**Work instructions:**
Each line that holds the word "JSON" counts once; give the total number of such lines and nothing else.
+++++
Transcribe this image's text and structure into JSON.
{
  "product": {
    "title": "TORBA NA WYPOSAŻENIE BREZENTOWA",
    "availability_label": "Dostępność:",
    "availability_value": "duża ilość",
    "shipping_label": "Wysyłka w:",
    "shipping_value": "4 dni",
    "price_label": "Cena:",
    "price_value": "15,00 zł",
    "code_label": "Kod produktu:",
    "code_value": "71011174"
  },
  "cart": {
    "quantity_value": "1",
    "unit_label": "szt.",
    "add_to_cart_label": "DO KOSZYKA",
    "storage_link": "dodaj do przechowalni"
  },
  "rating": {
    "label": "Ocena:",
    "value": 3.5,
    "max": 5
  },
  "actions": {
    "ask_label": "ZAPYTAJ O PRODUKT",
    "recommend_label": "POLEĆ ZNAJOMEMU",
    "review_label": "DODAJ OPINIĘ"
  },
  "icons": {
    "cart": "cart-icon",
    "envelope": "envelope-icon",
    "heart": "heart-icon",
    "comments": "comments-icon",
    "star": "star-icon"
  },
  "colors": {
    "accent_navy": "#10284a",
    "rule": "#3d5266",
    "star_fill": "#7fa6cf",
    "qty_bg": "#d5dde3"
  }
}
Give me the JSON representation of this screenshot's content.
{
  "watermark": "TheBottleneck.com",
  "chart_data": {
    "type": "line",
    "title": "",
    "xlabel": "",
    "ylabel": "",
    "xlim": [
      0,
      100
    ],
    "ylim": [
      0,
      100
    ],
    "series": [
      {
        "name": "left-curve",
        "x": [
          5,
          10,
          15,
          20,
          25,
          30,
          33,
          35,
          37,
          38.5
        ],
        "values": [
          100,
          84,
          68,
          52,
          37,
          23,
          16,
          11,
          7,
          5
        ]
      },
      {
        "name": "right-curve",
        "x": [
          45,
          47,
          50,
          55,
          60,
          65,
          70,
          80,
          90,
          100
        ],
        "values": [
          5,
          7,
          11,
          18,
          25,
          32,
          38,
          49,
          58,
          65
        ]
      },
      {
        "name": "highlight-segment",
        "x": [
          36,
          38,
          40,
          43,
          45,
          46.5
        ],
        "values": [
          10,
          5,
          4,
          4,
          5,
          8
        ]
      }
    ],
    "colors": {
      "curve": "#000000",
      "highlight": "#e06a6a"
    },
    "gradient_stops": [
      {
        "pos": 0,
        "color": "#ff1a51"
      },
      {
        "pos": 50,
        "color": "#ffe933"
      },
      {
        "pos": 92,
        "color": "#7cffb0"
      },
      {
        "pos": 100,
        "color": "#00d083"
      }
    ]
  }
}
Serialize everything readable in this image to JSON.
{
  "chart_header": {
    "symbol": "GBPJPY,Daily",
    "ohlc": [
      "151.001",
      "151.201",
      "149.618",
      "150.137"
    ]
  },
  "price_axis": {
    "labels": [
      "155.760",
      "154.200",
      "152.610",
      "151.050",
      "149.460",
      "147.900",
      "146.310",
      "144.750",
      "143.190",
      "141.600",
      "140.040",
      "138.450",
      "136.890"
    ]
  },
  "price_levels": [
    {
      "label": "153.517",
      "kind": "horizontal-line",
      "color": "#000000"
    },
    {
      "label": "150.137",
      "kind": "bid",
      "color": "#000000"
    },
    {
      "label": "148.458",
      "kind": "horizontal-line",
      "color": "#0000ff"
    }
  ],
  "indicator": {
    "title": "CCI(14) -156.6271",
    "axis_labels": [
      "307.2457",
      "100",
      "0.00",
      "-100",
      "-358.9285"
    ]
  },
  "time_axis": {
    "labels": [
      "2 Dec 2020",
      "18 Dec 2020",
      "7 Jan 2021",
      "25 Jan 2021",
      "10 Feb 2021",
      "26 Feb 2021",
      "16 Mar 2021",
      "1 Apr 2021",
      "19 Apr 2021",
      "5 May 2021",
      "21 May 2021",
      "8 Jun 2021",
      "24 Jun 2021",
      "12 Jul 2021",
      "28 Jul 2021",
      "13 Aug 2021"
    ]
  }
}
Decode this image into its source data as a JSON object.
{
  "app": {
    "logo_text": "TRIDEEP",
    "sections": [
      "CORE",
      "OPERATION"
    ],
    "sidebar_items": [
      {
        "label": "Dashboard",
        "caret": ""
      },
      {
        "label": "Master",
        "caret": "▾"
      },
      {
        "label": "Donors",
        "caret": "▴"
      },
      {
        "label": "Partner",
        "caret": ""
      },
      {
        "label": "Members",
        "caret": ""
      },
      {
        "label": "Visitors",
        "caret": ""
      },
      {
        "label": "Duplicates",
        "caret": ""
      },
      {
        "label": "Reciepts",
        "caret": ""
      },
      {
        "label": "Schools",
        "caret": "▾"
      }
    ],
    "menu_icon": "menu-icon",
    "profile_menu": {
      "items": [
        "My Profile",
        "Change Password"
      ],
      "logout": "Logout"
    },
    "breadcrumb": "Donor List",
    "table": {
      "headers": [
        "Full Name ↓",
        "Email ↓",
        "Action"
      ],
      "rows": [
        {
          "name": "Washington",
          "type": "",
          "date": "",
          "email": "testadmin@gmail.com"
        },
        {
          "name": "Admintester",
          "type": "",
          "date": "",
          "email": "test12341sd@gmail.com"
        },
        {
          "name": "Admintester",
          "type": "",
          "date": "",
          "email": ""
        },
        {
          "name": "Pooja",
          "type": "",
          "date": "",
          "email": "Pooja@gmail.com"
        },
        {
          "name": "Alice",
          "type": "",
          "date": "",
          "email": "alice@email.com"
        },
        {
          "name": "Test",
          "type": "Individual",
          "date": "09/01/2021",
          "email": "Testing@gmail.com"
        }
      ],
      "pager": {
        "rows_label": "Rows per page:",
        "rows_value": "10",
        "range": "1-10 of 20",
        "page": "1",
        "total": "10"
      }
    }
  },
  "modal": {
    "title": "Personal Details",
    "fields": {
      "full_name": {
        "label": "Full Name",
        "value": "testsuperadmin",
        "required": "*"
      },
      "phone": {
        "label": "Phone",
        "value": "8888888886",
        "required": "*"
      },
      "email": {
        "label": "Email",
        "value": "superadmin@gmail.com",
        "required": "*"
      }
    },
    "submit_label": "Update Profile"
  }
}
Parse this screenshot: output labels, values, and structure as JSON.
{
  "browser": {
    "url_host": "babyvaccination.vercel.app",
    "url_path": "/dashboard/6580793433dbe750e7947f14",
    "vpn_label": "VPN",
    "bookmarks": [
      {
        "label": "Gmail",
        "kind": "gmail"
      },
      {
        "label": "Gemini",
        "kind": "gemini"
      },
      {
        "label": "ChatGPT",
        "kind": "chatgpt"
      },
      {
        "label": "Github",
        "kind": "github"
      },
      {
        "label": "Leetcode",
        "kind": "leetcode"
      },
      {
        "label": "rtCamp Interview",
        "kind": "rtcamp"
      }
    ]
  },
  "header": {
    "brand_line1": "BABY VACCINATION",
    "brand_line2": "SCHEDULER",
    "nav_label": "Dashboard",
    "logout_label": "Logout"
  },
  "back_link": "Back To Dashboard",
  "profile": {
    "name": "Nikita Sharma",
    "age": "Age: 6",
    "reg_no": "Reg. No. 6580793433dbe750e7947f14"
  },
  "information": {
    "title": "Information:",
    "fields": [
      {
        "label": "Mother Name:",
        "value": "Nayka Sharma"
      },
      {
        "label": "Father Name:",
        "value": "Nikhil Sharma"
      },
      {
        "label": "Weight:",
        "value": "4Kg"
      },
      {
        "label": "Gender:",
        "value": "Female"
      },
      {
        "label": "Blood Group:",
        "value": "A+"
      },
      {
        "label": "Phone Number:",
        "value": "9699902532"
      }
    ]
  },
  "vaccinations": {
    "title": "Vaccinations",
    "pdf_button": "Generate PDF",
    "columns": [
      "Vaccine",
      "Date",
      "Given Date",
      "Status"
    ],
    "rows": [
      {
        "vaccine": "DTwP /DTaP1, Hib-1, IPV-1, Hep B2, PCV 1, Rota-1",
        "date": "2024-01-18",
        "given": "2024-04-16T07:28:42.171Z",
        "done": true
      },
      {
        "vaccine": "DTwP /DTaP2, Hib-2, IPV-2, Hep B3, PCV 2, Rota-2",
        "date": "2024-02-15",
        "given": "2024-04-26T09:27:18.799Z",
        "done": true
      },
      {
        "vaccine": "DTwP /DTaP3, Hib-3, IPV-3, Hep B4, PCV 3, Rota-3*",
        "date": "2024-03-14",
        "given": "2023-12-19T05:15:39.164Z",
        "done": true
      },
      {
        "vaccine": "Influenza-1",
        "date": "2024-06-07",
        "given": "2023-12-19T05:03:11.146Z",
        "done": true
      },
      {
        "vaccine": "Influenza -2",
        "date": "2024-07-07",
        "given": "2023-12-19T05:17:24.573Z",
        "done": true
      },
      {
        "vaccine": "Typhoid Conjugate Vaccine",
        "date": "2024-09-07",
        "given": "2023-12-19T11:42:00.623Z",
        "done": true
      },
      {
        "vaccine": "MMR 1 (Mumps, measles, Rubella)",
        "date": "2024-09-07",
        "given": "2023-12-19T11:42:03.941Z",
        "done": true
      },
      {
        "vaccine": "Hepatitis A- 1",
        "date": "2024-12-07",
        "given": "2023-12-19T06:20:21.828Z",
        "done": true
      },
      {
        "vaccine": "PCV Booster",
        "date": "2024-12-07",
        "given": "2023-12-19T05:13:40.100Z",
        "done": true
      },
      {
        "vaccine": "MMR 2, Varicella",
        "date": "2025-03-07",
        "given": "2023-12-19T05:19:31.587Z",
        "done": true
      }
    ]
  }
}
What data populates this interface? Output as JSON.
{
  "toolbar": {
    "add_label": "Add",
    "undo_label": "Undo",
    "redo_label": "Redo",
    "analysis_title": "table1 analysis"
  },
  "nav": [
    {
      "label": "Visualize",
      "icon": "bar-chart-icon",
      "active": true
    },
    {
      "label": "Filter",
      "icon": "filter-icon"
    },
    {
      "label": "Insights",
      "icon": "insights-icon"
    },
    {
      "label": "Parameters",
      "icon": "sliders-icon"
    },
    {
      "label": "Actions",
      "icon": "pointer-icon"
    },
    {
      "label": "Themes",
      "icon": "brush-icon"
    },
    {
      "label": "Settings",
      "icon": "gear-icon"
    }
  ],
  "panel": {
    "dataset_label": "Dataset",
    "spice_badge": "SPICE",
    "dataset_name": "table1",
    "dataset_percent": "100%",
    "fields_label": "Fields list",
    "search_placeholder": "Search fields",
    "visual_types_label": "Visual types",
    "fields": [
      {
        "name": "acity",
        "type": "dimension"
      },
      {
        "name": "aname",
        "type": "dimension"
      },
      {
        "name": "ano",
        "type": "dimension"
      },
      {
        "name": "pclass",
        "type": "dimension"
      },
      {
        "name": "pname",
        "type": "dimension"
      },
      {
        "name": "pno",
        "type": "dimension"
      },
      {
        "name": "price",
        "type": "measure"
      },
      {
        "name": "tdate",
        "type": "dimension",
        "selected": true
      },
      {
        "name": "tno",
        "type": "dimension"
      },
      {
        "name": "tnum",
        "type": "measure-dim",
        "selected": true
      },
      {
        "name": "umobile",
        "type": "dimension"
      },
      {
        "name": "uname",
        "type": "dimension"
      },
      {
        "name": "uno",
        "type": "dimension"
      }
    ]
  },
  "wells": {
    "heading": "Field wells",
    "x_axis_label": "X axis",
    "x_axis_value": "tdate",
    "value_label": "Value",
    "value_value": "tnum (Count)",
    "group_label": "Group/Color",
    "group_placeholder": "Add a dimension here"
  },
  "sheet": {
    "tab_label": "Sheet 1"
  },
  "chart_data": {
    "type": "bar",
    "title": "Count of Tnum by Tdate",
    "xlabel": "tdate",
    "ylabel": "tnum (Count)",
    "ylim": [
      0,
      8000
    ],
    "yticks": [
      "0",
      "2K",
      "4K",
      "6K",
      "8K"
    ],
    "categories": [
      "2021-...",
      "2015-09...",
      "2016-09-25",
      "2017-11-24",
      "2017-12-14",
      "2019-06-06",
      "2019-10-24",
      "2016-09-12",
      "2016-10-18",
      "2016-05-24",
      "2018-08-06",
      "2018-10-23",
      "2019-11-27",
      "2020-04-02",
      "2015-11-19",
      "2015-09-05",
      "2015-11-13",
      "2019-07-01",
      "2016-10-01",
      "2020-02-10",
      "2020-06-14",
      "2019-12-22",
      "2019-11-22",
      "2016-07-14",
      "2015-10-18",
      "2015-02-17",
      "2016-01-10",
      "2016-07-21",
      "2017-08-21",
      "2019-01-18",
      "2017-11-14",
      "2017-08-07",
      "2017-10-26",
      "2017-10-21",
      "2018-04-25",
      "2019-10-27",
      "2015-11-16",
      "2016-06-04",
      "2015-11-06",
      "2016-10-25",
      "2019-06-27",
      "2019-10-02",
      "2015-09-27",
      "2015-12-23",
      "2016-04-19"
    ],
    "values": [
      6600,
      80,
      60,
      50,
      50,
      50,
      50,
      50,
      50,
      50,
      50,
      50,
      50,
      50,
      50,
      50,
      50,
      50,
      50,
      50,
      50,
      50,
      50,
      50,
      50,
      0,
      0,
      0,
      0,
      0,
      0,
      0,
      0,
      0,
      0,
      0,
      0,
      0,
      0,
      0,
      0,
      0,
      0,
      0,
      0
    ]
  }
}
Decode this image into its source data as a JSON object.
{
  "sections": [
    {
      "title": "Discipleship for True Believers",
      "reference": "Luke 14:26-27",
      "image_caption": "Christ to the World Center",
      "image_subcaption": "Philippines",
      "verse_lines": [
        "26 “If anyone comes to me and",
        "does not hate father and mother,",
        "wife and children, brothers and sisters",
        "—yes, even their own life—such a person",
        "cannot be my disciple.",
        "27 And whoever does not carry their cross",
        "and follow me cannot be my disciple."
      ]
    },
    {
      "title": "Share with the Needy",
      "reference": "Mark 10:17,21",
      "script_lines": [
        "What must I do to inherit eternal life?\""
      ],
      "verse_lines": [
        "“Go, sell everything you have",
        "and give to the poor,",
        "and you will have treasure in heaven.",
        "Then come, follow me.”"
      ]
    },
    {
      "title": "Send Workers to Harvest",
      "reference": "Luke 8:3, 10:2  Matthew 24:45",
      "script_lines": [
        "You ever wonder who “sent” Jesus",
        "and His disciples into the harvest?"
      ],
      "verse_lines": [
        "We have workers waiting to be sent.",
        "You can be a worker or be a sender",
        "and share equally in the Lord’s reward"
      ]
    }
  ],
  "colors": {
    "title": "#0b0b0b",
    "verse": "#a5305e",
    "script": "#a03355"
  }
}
+++++
**Reply to the exercise:**
7